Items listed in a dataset
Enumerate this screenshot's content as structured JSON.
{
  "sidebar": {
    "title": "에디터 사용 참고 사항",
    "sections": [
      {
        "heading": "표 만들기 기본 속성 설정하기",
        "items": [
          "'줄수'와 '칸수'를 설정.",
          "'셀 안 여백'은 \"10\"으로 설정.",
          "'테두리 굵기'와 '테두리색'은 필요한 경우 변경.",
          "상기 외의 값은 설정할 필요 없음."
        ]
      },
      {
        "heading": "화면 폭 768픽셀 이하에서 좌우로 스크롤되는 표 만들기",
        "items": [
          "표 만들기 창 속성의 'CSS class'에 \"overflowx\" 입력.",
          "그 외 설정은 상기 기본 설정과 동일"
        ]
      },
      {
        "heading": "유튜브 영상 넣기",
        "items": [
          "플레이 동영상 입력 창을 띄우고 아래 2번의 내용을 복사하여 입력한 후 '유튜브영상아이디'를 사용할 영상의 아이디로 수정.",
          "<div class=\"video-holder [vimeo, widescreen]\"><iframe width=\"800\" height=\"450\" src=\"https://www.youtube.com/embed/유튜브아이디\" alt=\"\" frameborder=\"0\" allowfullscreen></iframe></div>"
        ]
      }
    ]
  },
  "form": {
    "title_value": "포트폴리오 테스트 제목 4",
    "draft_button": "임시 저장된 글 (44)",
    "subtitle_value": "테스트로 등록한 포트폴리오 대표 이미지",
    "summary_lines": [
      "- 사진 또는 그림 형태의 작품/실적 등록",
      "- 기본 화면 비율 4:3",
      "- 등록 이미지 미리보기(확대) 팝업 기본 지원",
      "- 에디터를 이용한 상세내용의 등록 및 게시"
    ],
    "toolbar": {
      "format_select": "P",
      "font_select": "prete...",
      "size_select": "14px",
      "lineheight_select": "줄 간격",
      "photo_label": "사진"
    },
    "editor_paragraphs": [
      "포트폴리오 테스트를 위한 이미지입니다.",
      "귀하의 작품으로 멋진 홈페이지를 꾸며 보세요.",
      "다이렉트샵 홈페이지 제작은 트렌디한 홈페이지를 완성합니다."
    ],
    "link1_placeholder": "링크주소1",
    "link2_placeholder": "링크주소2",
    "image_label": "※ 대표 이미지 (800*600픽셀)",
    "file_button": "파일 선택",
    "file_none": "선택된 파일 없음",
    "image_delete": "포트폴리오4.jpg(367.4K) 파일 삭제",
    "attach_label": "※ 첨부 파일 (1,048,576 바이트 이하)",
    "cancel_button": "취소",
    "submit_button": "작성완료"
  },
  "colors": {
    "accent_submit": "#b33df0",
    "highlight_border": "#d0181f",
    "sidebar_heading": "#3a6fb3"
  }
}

### AIM
Copy all the entries verbatim.

### OUTPUT BELOW
Enumerate this screenshot's content as structured JSON.
{
  "sidebar": {
    "title": "에디터 사용 참고 사항",
    "sections": [
      {
        "heading": "표 만들기 기본 속성 설정하기",
        "items": [
          "'줄수'와 '칸수'를 설정.",
          "'셀 안 여백'은 \"10\"으로 설정.",
          "'테두리 굵기'와 '테두리색'은 필요한 경우 변경.",
          "상기 외의 값은 설정할 필요 없음."
        ]
      },
      {
        "heading": "화면 폭 768픽셀 이하에서 좌우로 스크롤되는 표 만들기",
        "items": [
          "표 만들기 창 속성의 'CSS class'에 \"overflowx\" 입력.",
          "그 외 설정은 상기 기본 설정과 동일"
        ]
      },
      {
        "heading": "유튜브 영상 넣기",
        "items": [
          "플레이 동영상 입력 창을 띄우고 아래 2번의 내용을 복사하여 입력한 후 '유튜브영상아이디'를 사용할 영상의 아이디로 수정.",
          "<div class=\"video-holder [vimeo, widescreen]\"><iframe width=\"800\" height=\"450\" src=\"https://www.youtube.com/embed/유튜브아이디\" alt=\"\" frameborder=\"0\" allowfullscreen></iframe></div>"
        ]
      }
    ]
  },
  "form": {
    "title_value": "포트폴리오 테스트 제목 4",
    "draft_button": "임시 저장된 글 (44)",
    "subtitle_value": "테스트로 등록한 포트폴리오 대표 이미지",
    "summary_lines": [
      "- 사진 또는 그림 형태의 작품/실적 등록",
      "- 기본 화면 비율 4:3",
      "- 등록 이미지 미리보기(확대) 팝업 기본 지원",
      "- 에디터를 이용한 상세내용의 등록 및 게시"
    ],
    "toolbar": {
      "format_select": "P",
      "font_select": "prete...",
      "size_select": "14px",
      "lineheight_select": "줄 간격",
      "photo_label": "사진"
    },
    "editor_paragraphs": [
      "포트폴리오 테스트를 위한 이미지입니다.",
      "귀하의 작품으로 멋진 홈페이지를 꾸며 보세요.",
      "다이렉트샵 홈페이지 제작은 트렌디한 홈페이지를 완성합니다."
    ],
    "link1_placeholder": "링크주소1",
    "link2_placeholder": "링크주소2",
    "image_label": "※ 대표 이미지 (800*600픽셀)",
    "file_button": "파일 선택",
    "file_none": "선택된 파일 없음",
    "image_delete": "포트폴리오4.jpg(367.4K) 파일 삭제",
    "attach_label": "※ 첨부 파일 (1,048,576 바이트 이하)",
    "cancel_button": "취소",
    "submit_button": "작성완료"
  },
  "colors": {
    "accent_submit": "#b33df0",
    "highlight_border": "#d0181f",
    "sidebar_heading": "#3a6fb3"
  }
}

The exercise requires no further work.